■ **Task brief**:
Type out the material below exactly.

■ **Provided information**:
+===+

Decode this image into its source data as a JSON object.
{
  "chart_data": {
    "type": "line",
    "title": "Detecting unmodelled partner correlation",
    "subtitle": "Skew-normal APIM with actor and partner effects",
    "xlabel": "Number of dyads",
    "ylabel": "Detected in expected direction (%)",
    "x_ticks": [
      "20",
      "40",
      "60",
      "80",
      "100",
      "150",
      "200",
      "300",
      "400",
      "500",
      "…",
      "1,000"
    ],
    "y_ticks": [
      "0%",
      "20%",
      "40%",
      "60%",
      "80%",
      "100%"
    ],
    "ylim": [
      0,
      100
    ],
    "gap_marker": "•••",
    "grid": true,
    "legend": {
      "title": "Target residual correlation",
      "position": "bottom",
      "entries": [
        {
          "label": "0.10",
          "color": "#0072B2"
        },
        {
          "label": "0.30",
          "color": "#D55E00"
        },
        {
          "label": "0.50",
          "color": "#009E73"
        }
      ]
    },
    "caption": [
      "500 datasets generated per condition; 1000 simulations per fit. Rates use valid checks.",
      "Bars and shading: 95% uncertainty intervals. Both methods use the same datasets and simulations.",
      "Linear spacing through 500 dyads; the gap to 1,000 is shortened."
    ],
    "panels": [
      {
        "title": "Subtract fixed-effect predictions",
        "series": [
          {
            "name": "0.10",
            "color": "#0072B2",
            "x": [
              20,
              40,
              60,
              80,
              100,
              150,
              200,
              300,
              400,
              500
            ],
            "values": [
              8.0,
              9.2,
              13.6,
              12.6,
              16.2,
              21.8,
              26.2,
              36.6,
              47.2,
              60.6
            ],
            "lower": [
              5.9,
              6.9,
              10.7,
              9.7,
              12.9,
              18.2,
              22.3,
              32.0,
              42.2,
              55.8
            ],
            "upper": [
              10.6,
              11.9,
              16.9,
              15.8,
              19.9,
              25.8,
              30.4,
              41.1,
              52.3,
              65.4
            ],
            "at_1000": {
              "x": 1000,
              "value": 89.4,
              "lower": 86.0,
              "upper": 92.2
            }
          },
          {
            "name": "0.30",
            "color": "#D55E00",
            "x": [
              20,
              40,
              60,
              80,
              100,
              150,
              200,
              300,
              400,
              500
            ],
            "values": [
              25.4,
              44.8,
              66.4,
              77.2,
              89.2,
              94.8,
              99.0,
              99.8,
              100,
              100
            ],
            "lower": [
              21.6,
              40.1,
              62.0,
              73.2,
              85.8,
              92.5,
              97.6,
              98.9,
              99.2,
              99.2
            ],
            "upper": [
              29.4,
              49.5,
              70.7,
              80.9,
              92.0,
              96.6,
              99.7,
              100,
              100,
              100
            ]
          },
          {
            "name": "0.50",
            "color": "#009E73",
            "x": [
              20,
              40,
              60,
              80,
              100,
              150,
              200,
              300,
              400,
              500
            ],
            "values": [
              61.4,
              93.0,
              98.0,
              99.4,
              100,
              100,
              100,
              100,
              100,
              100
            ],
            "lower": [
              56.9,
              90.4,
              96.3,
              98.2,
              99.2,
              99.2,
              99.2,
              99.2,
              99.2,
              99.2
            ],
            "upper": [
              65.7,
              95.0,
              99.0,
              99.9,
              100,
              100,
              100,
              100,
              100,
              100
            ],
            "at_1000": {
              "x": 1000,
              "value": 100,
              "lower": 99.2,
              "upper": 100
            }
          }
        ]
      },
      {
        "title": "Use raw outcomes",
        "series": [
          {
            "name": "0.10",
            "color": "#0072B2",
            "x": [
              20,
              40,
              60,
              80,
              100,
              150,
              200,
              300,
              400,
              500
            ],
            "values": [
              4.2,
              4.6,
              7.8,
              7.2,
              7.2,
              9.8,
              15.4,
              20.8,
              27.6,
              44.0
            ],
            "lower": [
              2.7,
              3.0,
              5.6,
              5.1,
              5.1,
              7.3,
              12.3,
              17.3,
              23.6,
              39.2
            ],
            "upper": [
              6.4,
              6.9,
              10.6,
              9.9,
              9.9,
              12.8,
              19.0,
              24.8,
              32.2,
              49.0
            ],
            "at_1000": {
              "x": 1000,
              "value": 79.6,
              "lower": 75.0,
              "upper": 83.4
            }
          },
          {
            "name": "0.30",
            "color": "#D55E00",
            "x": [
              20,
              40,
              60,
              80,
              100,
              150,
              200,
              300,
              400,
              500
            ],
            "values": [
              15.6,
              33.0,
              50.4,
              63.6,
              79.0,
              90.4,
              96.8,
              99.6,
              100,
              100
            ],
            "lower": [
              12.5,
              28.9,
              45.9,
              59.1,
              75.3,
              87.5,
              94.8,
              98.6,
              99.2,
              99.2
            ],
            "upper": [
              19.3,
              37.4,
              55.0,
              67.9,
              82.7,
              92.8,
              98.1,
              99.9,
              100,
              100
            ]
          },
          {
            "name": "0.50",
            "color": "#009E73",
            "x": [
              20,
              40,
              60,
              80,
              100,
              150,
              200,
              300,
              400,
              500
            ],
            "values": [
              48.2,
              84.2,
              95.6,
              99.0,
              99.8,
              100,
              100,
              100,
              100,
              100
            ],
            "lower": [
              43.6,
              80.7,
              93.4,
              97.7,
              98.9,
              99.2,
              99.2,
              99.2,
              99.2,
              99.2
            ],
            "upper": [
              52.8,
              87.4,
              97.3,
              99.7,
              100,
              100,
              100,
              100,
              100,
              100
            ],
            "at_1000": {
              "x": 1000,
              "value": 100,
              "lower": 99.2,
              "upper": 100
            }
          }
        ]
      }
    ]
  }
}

+===+

■ **Task solution**:
Decode this image into its source data as a JSON object.
{
  "chart_data": {
    "type": "line",
    "title": "Detecting unmodelled partner correlation",
    "subtitle": "Skew-normal APIM with actor and partner effects",
    "xlabel": "Number of dyads",
    "ylabel": "Detected in expected direction (%)",
    "x_ticks": [
      "20",
      "40",
      "60",
      "80",
      "100",
      "150",
      "200",
      "300",
      "400",
      "500",
      "…",
      "1,000"
    ],
    "y_ticks": [
      "0%",
      "20%",
      "40%",
      "60%",
      "80%",
      "100%"
    ],
    "ylim": [
      0,
      100
    ],
    "gap_marker": "•••",
    "grid": true,
    "legend": {
      "title": "Target residual correlation",
      "position": "bottom",
      "entries": [
        {
          "label": "0.10",
          "color": "#0072B2"
        },
        {
          "label": "0.30",
          "color": "#D55E00"
        },
        {
          "label": "0.50",
          "color": "#009E73"
        }
      ]
    },
    "caption": [
      "500 datasets generated per condition; 1000 simulations per fit. Rates use valid checks.",
      "Bars and shading: 95% uncertainty intervals. Both methods use the same datasets and simulations.",
      "Linear spacing through 500 dyads; the gap to 1,000 is shortened."
    ],
    "panels": [
      {
        "title": "Subtract fixed-effect predictions",
        "series": [
          {
            "name": "0.10",
            "color": "#0072B2",
            "x": [
              20,
              40,
              60,
              80,
              100,
              150,
              200,
              300,
              400,
              500
            ],
            "values": [
              8.0,
              9.2,
              13.6,
              12.6,
              16.2,
              21.8,
              26.2,
              36.6,
              47.2,
              60.6
            ],
            "lower": [
              5.9,
              6.9,
              10.7,
              9.7,
              12.9,
              18.2,
              22.3,
              32.0,
              42.2,
              55.8
            ],
            "upper": [
              10.6,
              11.9,
              16.9,
              15.8,
              19.9,
              25.8,
              30.4,
              41.1,
              52.3,
              65.4
            ],
            "at_1000": {
              "x": 1000,
              "value": 89.4,
              "lower": 86.0,
              "upper": 92.2
            }
          },
          {
            "name": "0.30",
            "color": "#D55E00",
            "x": [
              20,
              40,
              60,
              80,
              100,
              150,
              200,
              300,
              400,
              500
            ],
            "values": [
              25.4,
              44.8,
              66.4,
              77.2,
              89.2,
              94.8,
              99.0,
              99.8,
              100,
              100
            ],
            "lower": [
              21.6,
              40.1,
              62.0,
              73.2,
              85.8,
              92.5,
              97.6,
              98.9,
              99.2,
              99.2
            ],
            "upper": [
              29.4,
              49.5,
              70.7,
              80.9,
              92.0,
              96.6,
              99.7,
              100,
              100,
              100
            ]
          },
          {
            "name": "0.50",
            "color": "#009E73",
            "x": [
              20,
              40,
              60,
              80,
              100,
              150,
              200,
              300,
              400,
              500
            ],
            "values": [
              61.4,
              93.0,
              98.0,
              99.4,
              100,
              100,
              100,
              100,
              100,
              100
            ],
            "lower": [
              56.9,
              90.4,
              96.3,
              98.2,
              99.2,
              99.2,
              99.2,
              99.2,
              99.2,
              99.2
            ],
            "upper": [
              65.7,
              95.0,
              99.0,
              99.9,
              100,
              100,
              100,
              100,
              100,
              100
            ],
            "at_1000": {
              "x": 1000,
              "value": 100,
              "lower": 99.2,
              "upper": 100
            }
          }
        ]
      },
      {
        "title": "Use raw outcomes",
        "series": [
          {
            "name": "0.10",
            "color": "#0072B2",
            "x": [
              20,
              40,
              60,
              80,
              100,
              150,
              200,
              300,
              400,
              500
            ],
            "values": [
              4.2,
              4.6,
              7.8,
              7.2,
              7.2,
              9.8,
              15.4,
              20.8,
              27.6,
              44.0
            ],
            "lower": [
              2.7,
              3.0,
              5.6,
              5.1,
              5.1,
              7.3,
              12.3,
              17.3,
              23.6,
              39.2
            ],
            "upper": [
              6.4,
              6.9,
              10.6,
              9.9,
              9.9,
              12.8,
              19.0,
              24.8,
              32.2,
              49.0
            ],
            "at_1000": {
              "x": 1000,
              "value": 79.6,
              "lower": 75.0,
              "upper": 83.4
            }
          },
          {
            "name": "0.30",
            "color": "#D55E00",
            "x": [
              20,
              40,
              60,
              80,
              100,
              150,
              200,
              300,
              400,
              500
            ],
            "values": [
              15.6,
              33.0,
              50.4,
              63.6,
              79.0,
              90.4,
              96.8,
              99.6,
              100,
              100
            ],
            "lower": [
              12.5,
              28.9,
              45.9,
              59.1,
              75.3,
              87.5,
              94.8,
              98.6,
              99.2,
              99.2
            ],
            "upper": [
              19.3,
              37.4,
              55.0,
              67.9,
              82.7,
              92.8,
              98.1,
              99.9,
              100,
              100
            ]
          },
          {
            "name": "0.50",
            "color": "#009E73",
            "x": [
              20,
              40,
              60,
              80,
              100,
              150,
              200,
              300,
              400,
              500
            ],
            "values": [
              48.2,
              84.2,
              95.6,
              99.0,
              99.8,
              100,
              100,
              100,
              100,
              100
            ],
            "lower": [
              43.6,
              80.7,
              93.4,
              97.7,
              98.9,
              99.2,
              99.2,
              99.2,
              99.2,
              99.2
            ],
            "upper": [
              52.8,
              87.4,
              97.3,
              99.7,
              100,
              100,
              100,
              100,
              100,
              100
            ],
            "at_1000": {
              "x": 1000,
              "value": 100,
              "lower": 99.2,
              "upper": 100
            }
          }
        ]
      }
    ]
  }
}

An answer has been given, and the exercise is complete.